- [TASK INSTRUCTIONS]:
Leave out the pictures and restate the rest of the data exactly.

- [DATASET ROWS]:
━━━━━━━━━━━━━━━━

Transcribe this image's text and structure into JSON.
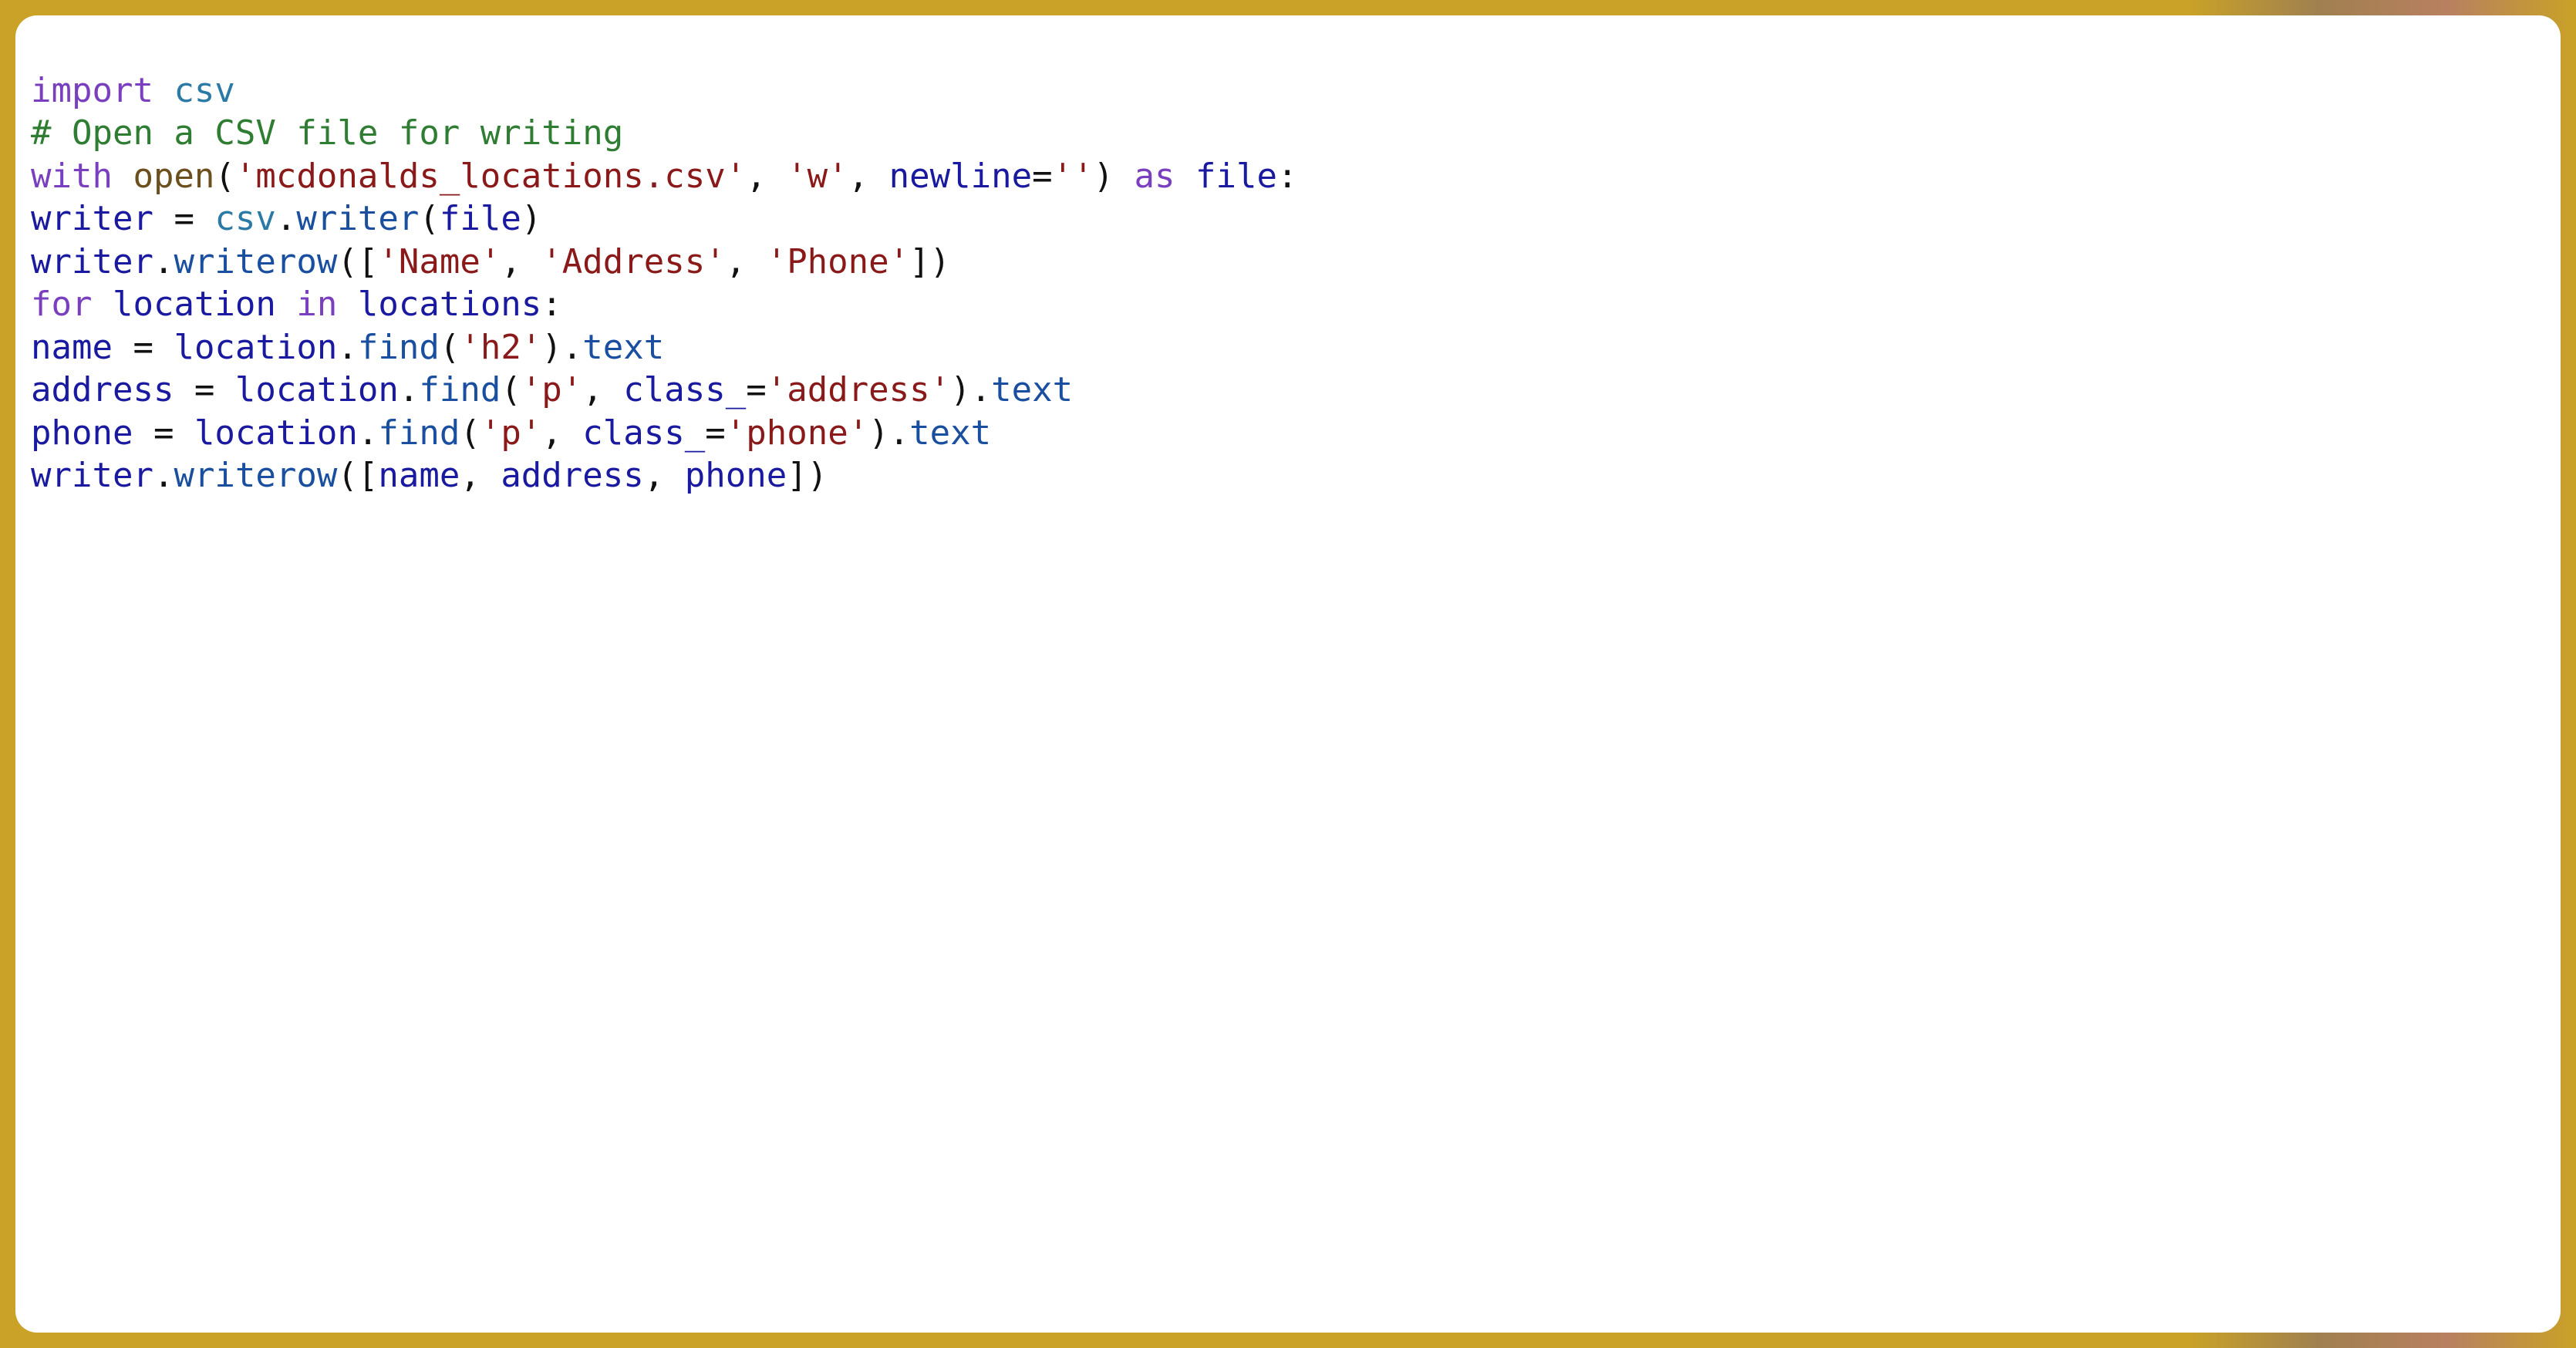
{
  "code": {
    "lines": [
      {
        "tokens": [
          {
            "t": "import ",
            "c": "tok-keyword"
          },
          {
            "t": "csv",
            "c": "tok-module"
          }
        ]
      },
      {
        "tokens": [
          {
            "t": "# Open a CSV file for writing",
            "c": "tok-comment"
          }
        ]
      },
      {
        "tokens": [
          {
            "t": "with ",
            "c": "tok-keyword"
          },
          {
            "t": "open",
            "c": "tok-builtin"
          },
          {
            "t": "(",
            "c": "tok-punct"
          },
          {
            "t": "'mcdonalds_locations.csv'",
            "c": "tok-string"
          },
          {
            "t": ", ",
            "c": "tok-punct"
          },
          {
            "t": "'w'",
            "c": "tok-string"
          },
          {
            "t": ", ",
            "c": "tok-punct"
          },
          {
            "t": "newline",
            "c": "tok-param"
          },
          {
            "t": "=",
            "c": "tok-punct"
          },
          {
            "t": "''",
            "c": "tok-string"
          },
          {
            "t": ") ",
            "c": "tok-punct"
          },
          {
            "t": "as ",
            "c": "tok-keyword"
          },
          {
            "t": "file",
            "c": "tok-name"
          },
          {
            "t": ":",
            "c": "tok-punct"
          }
        ]
      },
      {
        "tokens": [
          {
            "t": "writer",
            "c": "tok-name"
          },
          {
            "t": " = ",
            "c": "tok-punct"
          },
          {
            "t": "csv",
            "c": "tok-module"
          },
          {
            "t": ".",
            "c": "tok-punct"
          },
          {
            "t": "writer",
            "c": "tok-attr"
          },
          {
            "t": "(",
            "c": "tok-punct"
          },
          {
            "t": "file",
            "c": "tok-name"
          },
          {
            "t": ")",
            "c": "tok-punct"
          }
        ]
      },
      {
        "tokens": [
          {
            "t": "writer",
            "c": "tok-name"
          },
          {
            "t": ".",
            "c": "tok-punct"
          },
          {
            "t": "writerow",
            "c": "tok-attr"
          },
          {
            "t": "([",
            "c": "tok-punct"
          },
          {
            "t": "'Name'",
            "c": "tok-string"
          },
          {
            "t": ", ",
            "c": "tok-punct"
          },
          {
            "t": "'Address'",
            "c": "tok-string"
          },
          {
            "t": ", ",
            "c": "tok-punct"
          },
          {
            "t": "'Phone'",
            "c": "tok-string"
          },
          {
            "t": "])",
            "c": "tok-punct"
          }
        ]
      },
      {
        "tokens": [
          {
            "t": "for ",
            "c": "tok-keyword"
          },
          {
            "t": "location",
            "c": "tok-name"
          },
          {
            "t": " ",
            "c": "tok-punct"
          },
          {
            "t": "in ",
            "c": "tok-keyword"
          },
          {
            "t": "locations",
            "c": "tok-name"
          },
          {
            "t": ":",
            "c": "tok-punct"
          }
        ]
      },
      {
        "tokens": [
          {
            "t": "name",
            "c": "tok-name"
          },
          {
            "t": " = ",
            "c": "tok-punct"
          },
          {
            "t": "location",
            "c": "tok-name"
          },
          {
            "t": ".",
            "c": "tok-punct"
          },
          {
            "t": "find",
            "c": "tok-attr"
          },
          {
            "t": "(",
            "c": "tok-punct"
          },
          {
            "t": "'h2'",
            "c": "tok-string"
          },
          {
            "t": ").",
            "c": "tok-punct"
          },
          {
            "t": "text",
            "c": "tok-attr"
          }
        ]
      },
      {
        "tokens": [
          {
            "t": "address",
            "c": "tok-name"
          },
          {
            "t": " = ",
            "c": "tok-punct"
          },
          {
            "t": "location",
            "c": "tok-name"
          },
          {
            "t": ".",
            "c": "tok-punct"
          },
          {
            "t": "find",
            "c": "tok-attr"
          },
          {
            "t": "(",
            "c": "tok-punct"
          },
          {
            "t": "'p'",
            "c": "tok-string"
          },
          {
            "t": ", ",
            "c": "tok-punct"
          },
          {
            "t": "class_",
            "c": "tok-param"
          },
          {
            "t": "=",
            "c": "tok-punct"
          },
          {
            "t": "'address'",
            "c": "tok-string"
          },
          {
            "t": ").",
            "c": "tok-punct"
          },
          {
            "t": "text",
            "c": "tok-attr"
          }
        ]
      },
      {
        "tokens": [
          {
            "t": "phone",
            "c": "tok-name"
          },
          {
            "t": " = ",
            "c": "tok-punct"
          },
          {
            "t": "location",
            "c": "tok-name"
          },
          {
            "t": ".",
            "c": "tok-punct"
          },
          {
            "t": "find",
            "c": "tok-attr"
          },
          {
            "t": "(",
            "c": "tok-punct"
          },
          {
            "t": "'p'",
            "c": "tok-string"
          },
          {
            "t": ", ",
            "c": "tok-punct"
          },
          {
            "t": "class_",
            "c": "tok-param"
          },
          {
            "t": "=",
            "c": "tok-punct"
          },
          {
            "t": "'phone'",
            "c": "tok-string"
          },
          {
            "t": ").",
            "c": "tok-punct"
          },
          {
            "t": "text",
            "c": "tok-attr"
          }
        ]
      },
      {
        "tokens": [
          {
            "t": "writer",
            "c": "tok-name"
          },
          {
            "t": ".",
            "c": "tok-punct"
          },
          {
            "t": "writerow",
            "c": "tok-attr"
          },
          {
            "t": "([",
            "c": "tok-punct"
          },
          {
            "t": "name",
            "c": "tok-name"
          },
          {
            "t": ", ",
            "c": "tok-punct"
          },
          {
            "t": "address",
            "c": "tok-name"
          },
          {
            "t": ", ",
            "c": "tok-punct"
          },
          {
            "t": "phone",
            "c": "tok-name"
          },
          {
            "t": "])",
            "c": "tok-punct"
          }
        ]
      }
    ]
  }
}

━━━━━━━━━━━━━━━━

- [SOLVED PROBLEM]:
Transcribe this image's text and structure into JSON.
{
  "code": {
    "lines": [
      {
        "tokens": [
          {
            "t": "import ",
            "c": "tok-keyword"
          },
          {
            "t": "csv",
            "c": "tok-module"
          }
        ]
      },
      {
        "tokens": [
          {
            "t": "# Open a CSV file for writing",
            "c": "tok-comment"
          }
        ]
      },
      {
        "tokens": [
          {
            "t": "with ",
            "c": "tok-keyword"
          },
          {
            "t": "open",
            "c": "tok-builtin"
          },
          {
            "t": "(",
            "c": "tok-punct"
          },
          {
            "t": "'mcdonalds_locations.csv'",
            "c": "tok-string"
          },
          {
            "t": ", ",
            "c": "tok-punct"
          },
          {
            "t": "'w'",
            "c": "tok-string"
          },
          {
            "t": ", ",
            "c": "tok-punct"
          },
          {
            "t": "newline",
            "c": "tok-param"
          },
          {
            "t": "=",
            "c": "tok-punct"
          },
          {
            "t": "''",
            "c": "tok-string"
          },
          {
            "t": ") ",
            "c": "tok-punct"
          },
          {
            "t": "as ",
            "c": "tok-keyword"
          },
          {
            "t": "file",
            "c": "tok-name"
          },
          {
            "t": ":",
            "c": "tok-punct"
          }
        ]
      },
      {
        "tokens": [
          {
            "t": "writer",
            "c": "tok-name"
          },
          {
            "t": " = ",
            "c": "tok-punct"
          },
          {
            "t": "csv",
            "c": "tok-module"
          },
          {
            "t": ".",
            "c": "tok-punct"
          },
          {
            "t": "writer",
            "c": "tok-attr"
          },
          {
            "t": "(",
            "c": "tok-punct"
          },
          {
            "t": "file",
            "c": "tok-name"
          },
          {
            "t": ")",
            "c": "tok-punct"
          }
        ]
      },
      {
        "tokens": [
          {
            "t": "writer",
            "c": "tok-name"
          },
          {
            "t": ".",
            "c": "tok-punct"
          },
          {
            "t": "writerow",
            "c": "tok-attr"
          },
          {
            "t": "([",
            "c": "tok-punct"
          },
          {
            "t": "'Name'",
            "c": "tok-string"
          },
          {
            "t": ", ",
            "c": "tok-punct"
          },
          {
            "t": "'Address'",
            "c": "tok-string"
          },
          {
            "t": ", ",
            "c": "tok-punct"
          },
          {
            "t": "'Phone'",
            "c": "tok-string"
          },
          {
            "t": "])",
            "c": "tok-punct"
          }
        ]
      },
      {
        "tokens": [
          {
            "t": "for ",
            "c": "tok-keyword"
          },
          {
            "t": "location",
            "c": "tok-name"
          },
          {
            "t": " ",
            "c": "tok-punct"
          },
          {
            "t": "in ",
            "c": "tok-keyword"
          },
          {
            "t": "locations",
            "c": "tok-name"
          },
          {
            "t": ":",
            "c": "tok-punct"
          }
        ]
      },
      {
        "tokens": [
          {
            "t": "name",
            "c": "tok-name"
          },
          {
            "t": " = ",
            "c": "tok-punct"
          },
          {
            "t": "location",
            "c": "tok-name"
          },
          {
            "t": ".",
            "c": "tok-punct"
          },
          {
            "t": "find",
            "c": "tok-attr"
          },
          {
            "t": "(",
            "c": "tok-punct"
          },
          {
            "t": "'h2'",
            "c": "tok-string"
          },
          {
            "t": ").",
            "c": "tok-punct"
          },
          {
            "t": "text",
            "c": "tok-attr"
          }
        ]
      },
      {
        "tokens": [
          {
            "t": "address",
            "c": "tok-name"
          },
          {
            "t": " = ",
            "c": "tok-punct"
          },
          {
            "t": "location",
            "c": "tok-name"
          },
          {
            "t": ".",
            "c": "tok-punct"
          },
          {
            "t": "find",
            "c": "tok-attr"
          },
          {
            "t": "(",
            "c": "tok-punct"
          },
          {
            "t": "'p'",
            "c": "tok-string"
          },
          {
            "t": ", ",
            "c": "tok-punct"
          },
          {
            "t": "class_",
            "c": "tok-param"
          },
          {
            "t": "=",
            "c": "tok-punct"
          },
          {
            "t": "'address'",
            "c": "tok-string"
          },
          {
            "t": ").",
            "c": "tok-punct"
          },
          {
            "t": "text",
            "c": "tok-attr"
          }
        ]
      },
      {
        "tokens": [
          {
            "t": "phone",
            "c": "tok-name"
          },
          {
            "t": " = ",
            "c": "tok-punct"
          },
          {
            "t": "location",
            "c": "tok-name"
          },
          {
            "t": ".",
            "c": "tok-punct"
          },
          {
            "t": "find",
            "c": "tok-attr"
          },
          {
            "t": "(",
            "c": "tok-punct"
          },
          {
            "t": "'p'",
            "c": "tok-string"
          },
          {
            "t": ", ",
            "c": "tok-punct"
          },
          {
            "t": "class_",
            "c": "tok-param"
          },
          {
            "t": "=",
            "c": "tok-punct"
          },
          {
            "t": "'phone'",
            "c": "tok-string"
          },
          {
            "t": ").",
            "c": "tok-punct"
          },
          {
            "t": "text",
            "c": "tok-attr"
          }
        ]
      },
      {
        "tokens": [
          {
            "t": "writer",
            "c": "tok-name"
          },
          {
            "t": ".",
            "c": "tok-punct"
          },
          {
            "t": "writerow",
            "c": "tok-attr"
          },
          {
            "t": "([",
            "c": "tok-punct"
          },
          {
            "t": "name",
            "c": "tok-name"
          },
          {
            "t": ", ",
            "c": "tok-punct"
          },
          {
            "t": "address",
            "c": "tok-name"
          },
          {
            "t": ", ",
            "c": "tok-punct"
          },
          {
            "t": "phone",
            "c": "tok-name"
          },
          {
            "t": "])",
            "c": "tok-punct"
          }
        ]
      }
    ]
  }
}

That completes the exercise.